**Set of tasks**
#1 Answer these questions from the article on the PCS pay talks boycott:
(a) In which city was PCS's annual conference held?
(b) What average pay rise for 2023-24 has the Cabinet Office said civil servants should receive?
(c) Since when have Prospect members been taking industrial action?
#2 Please write the next few paragraphs of the article on the PCS pay talks boycott, picking up after its final sentence.

**Text**
PCS to boycott ‘farcical’ delegated pay talks

Union refuses to negotiate with individual employers until "more money on the table"
Mark Serwotka speaking at the union's annual conference. Photo: PCS/Andy Aitchison

By Tevye Markson

24 May 2023

The civil service’s biggest union has decided to boycott 2023-24 pay talks with departments, with its chief calling the pay process a “farce”.

PCS members voted to refuse to enter delegated pay talks with individual employers at the union’s annual conference yesterday.

At PCS’s conference in Brighton, members also agreed to try to work more closely with other civil service unions. They also decided to stick to PCS’s strategy so far of combining all-out one-day strikes with targeted multi-day action, rather than escalating it by calling three days of national strikes each month.

No talks until ‘more money on the table’

While pay for senior civil servants is set by ministers based on recommendations by the Senior Salaries Review Body, pay for all other grades is delegated to departments. 

Individual employers are responsible for negotiating the annual pay remit with their recognised trade unions but must stick to the annual delegated pay framework set by central government.

For 2023-24, the Cabinet Office has said civil servants should receive average pay rises of 4.5%, plus 0.5% for the lowest paid officials. 

“We felt for a long time that it’s a farce, because [employers] have no freedom to negotiate,” said Serwotka, who last week announced plans to step down in January.

“We are boycotting those talks by saying we're not interested in talking to individual employers until the government gives more money.”

Prospect, which represents specialists in the civil service including engineers and scientists, has also confirmed it is not currently engaging in any delegated pay talks with departments. 

Unions working alone ‘not enough’

PCS delegates – representing members at the conference – also agreed to try to coordinate strike action with other civil service unions, as well as unions across the public sector.

Prospect members have been taking industrial action since mid-March, while senior civil service union the FDA is gearing up to ballot its members over strikes.

“There is clearly more agreement in moving forward,” Serwotka said. “And certainly if there's a chance of any coordinated action with Prospect and the FDA, we’d be very interested in talking to them.”

“We're also clear that talking to other unions is equally important,” Serwotka added.

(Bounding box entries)
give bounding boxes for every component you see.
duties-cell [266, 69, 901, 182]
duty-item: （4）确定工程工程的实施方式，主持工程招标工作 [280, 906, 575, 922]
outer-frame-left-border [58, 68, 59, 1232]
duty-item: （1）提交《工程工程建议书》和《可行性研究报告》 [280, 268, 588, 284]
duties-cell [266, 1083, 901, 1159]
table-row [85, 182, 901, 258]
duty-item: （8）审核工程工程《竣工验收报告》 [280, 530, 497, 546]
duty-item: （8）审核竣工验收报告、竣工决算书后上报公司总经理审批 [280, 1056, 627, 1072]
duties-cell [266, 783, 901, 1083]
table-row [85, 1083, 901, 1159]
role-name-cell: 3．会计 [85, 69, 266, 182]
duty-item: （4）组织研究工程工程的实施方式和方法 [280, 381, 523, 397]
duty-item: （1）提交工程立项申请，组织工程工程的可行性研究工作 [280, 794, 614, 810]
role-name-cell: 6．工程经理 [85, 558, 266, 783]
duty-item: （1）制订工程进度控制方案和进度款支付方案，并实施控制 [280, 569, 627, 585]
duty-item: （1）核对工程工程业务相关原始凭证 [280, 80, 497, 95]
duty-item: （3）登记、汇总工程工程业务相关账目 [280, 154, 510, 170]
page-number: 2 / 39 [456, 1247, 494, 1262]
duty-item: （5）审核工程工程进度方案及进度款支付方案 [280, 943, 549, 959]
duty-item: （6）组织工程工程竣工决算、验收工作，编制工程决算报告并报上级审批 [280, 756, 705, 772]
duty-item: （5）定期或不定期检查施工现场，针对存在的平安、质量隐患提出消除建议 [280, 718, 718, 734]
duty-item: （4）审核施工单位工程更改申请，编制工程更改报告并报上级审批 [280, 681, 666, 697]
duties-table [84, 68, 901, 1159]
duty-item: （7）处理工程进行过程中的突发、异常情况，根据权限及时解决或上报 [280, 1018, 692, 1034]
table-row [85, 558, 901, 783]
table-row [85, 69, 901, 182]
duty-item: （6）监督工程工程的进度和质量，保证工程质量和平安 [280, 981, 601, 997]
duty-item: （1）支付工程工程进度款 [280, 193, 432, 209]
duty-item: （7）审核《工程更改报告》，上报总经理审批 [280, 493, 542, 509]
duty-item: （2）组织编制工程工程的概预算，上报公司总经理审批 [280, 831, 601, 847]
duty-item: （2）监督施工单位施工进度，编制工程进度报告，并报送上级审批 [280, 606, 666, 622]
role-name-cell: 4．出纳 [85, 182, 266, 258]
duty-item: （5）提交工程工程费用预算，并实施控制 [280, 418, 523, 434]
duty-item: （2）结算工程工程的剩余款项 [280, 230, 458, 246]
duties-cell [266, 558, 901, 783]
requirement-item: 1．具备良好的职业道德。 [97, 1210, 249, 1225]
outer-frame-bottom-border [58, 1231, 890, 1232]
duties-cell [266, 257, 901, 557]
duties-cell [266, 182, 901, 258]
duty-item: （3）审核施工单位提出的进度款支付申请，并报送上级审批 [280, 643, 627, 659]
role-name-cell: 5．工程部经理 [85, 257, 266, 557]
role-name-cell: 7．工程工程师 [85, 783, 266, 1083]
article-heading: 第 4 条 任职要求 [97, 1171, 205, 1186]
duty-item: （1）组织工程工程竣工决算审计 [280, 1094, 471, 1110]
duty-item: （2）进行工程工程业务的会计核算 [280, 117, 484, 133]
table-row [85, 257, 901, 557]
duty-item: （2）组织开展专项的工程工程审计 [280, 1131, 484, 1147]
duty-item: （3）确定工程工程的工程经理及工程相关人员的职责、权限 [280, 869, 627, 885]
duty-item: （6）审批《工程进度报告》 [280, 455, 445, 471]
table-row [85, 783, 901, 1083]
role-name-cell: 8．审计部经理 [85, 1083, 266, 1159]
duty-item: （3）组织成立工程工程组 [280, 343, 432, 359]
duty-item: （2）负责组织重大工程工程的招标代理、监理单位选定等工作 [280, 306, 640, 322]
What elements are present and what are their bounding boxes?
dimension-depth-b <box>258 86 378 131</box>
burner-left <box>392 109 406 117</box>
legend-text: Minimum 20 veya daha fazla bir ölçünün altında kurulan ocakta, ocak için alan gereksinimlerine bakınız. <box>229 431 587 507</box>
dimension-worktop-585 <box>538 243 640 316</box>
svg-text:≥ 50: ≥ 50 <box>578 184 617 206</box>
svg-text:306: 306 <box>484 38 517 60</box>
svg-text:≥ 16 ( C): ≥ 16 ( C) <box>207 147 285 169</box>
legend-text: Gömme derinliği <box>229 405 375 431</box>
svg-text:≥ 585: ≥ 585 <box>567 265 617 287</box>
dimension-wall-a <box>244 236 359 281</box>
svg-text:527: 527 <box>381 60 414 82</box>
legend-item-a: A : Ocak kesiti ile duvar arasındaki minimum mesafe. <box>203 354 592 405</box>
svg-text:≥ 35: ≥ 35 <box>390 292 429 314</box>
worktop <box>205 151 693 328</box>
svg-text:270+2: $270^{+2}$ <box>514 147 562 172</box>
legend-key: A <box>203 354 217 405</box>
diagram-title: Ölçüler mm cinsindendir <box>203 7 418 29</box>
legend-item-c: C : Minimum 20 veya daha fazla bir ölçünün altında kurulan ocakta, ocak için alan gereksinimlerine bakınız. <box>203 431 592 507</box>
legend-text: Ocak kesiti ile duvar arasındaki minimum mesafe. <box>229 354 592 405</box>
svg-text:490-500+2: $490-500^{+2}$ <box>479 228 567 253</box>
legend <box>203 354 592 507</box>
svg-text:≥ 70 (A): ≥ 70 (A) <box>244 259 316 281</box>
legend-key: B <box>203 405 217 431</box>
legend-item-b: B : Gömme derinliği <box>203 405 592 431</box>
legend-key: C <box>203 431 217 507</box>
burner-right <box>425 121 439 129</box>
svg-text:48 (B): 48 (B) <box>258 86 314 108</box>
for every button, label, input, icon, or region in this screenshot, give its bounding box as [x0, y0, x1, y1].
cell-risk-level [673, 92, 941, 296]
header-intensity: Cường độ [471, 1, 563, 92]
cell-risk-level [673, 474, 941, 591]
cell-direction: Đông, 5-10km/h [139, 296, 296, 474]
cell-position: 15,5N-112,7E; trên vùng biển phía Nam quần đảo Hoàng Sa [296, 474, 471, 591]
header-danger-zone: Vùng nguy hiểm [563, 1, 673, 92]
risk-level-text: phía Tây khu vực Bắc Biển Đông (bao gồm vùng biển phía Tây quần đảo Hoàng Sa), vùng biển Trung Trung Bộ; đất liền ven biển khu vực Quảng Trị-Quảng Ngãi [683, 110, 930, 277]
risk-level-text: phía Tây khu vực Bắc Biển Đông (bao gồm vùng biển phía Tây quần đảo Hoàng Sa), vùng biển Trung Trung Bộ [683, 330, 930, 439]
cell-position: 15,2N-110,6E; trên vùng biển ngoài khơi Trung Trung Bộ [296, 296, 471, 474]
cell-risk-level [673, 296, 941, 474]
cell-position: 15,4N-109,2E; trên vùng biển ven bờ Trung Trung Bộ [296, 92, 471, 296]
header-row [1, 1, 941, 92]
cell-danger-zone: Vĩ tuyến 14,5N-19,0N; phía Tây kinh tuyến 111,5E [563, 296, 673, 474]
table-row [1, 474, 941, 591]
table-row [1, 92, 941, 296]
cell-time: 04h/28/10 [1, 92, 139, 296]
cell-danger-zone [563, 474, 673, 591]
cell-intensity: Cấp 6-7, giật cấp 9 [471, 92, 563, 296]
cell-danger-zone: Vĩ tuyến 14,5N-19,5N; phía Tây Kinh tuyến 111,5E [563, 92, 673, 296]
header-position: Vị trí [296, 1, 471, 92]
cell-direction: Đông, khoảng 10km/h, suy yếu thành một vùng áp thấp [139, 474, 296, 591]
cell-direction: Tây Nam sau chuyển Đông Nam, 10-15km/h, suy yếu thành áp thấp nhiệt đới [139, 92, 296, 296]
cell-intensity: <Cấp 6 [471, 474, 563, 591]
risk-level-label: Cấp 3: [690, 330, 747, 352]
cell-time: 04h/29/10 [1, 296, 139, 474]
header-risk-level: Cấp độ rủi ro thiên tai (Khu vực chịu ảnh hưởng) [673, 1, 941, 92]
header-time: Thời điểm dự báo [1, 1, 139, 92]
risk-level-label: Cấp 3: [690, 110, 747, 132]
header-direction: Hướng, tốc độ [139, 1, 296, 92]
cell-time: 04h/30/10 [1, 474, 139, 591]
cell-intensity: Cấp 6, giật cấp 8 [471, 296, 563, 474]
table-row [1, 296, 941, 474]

**The answers**
#1
(a) Brighton.
(b) An average of 4.5%, plus 0.5% for the lowest paid officials.
(c) Since mid-March.

#2
PCS civil servants have already coordinated several national strikes with unions for teachers, doctors, nurses and rail staff. PCS and Prospect have also walked out at the same time, with both holding all-out strikes on 15 March, though this was not coordinated.

Asked by CSW why PCS is only now seeking to collaborate with other civil service unions, Serwotka said: “We’ve gone at different paces. My take is that the government has been so outrageous that unions who have [historically] been less willing to take action have now been so utterly appalled about the way that they are treated that their members have now concluded they need to do that as well."

Serwotka said PCS can, on its own, force government to give civil servants parity with other public sector workers “because they know they're vulnerable politically". He said ministers "can't justify" civil servants being offered worse conditions than other public servants, referring to the government offering backdated pay deals to teachers and health workers for 2022-23.

But he said getting the government to budge on its 2023-24 offer to raise pay by around 5% for most public sector workers will require “quite a lot of cross-public sector collaboration”.

“If you've got 11 health unions signed up to 5%, they will take some shifting. I think they can be shifted but I think one union on its own won’t do that. So we think civil service unions are important,” he said.

PCS members reject “hard hitting” escalation

Earlier this month, PCS extended its strike mandate in 106 government departments and public bodies, which means they can go on strike for another six months. Serwotka said he is confident the union can keep up sustained industrial action until Christmas.

At the conference, PCS delegates – representing the union’s more than 100,000-strong membership – backed the National Executive Committee’s motion to press on with its campaign of combining targeted and all-member strike action to keep pressure on the government over pay, pensions and job security.

The approval of this strategy meant alternative motions seeking an escalation in the dispute – such as committing to three days of national strikes every month and including action short of a strike on future ballots – were rejected.

Members calling for intensified action said the union “needs to be more hard hitting” and questioned whether it is fighting “the most effective, most vigorous campaign possible”.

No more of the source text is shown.